*** Supplied records ***

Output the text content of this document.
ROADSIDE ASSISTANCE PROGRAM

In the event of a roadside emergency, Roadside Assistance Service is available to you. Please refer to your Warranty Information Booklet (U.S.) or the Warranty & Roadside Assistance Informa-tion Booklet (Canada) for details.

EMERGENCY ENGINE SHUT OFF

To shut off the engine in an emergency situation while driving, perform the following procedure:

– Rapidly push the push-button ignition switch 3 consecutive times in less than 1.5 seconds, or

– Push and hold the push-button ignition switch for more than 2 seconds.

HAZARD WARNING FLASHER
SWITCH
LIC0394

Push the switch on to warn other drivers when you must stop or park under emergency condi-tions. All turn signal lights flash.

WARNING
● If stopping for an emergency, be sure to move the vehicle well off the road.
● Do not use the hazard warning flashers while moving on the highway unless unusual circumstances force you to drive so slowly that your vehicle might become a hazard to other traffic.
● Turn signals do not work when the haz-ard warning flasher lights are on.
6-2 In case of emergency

***

Problem to work on:
Pick out the lines containing the string "while" and show them.

Response:
To shut off the engine in an emergency situation while driving, perform the following procedure:
● Do not use the hazard warning flashers while moving on the highway unless unusual circumstances force you to drive so slowly that your vehicle might become a hazard to other traffic.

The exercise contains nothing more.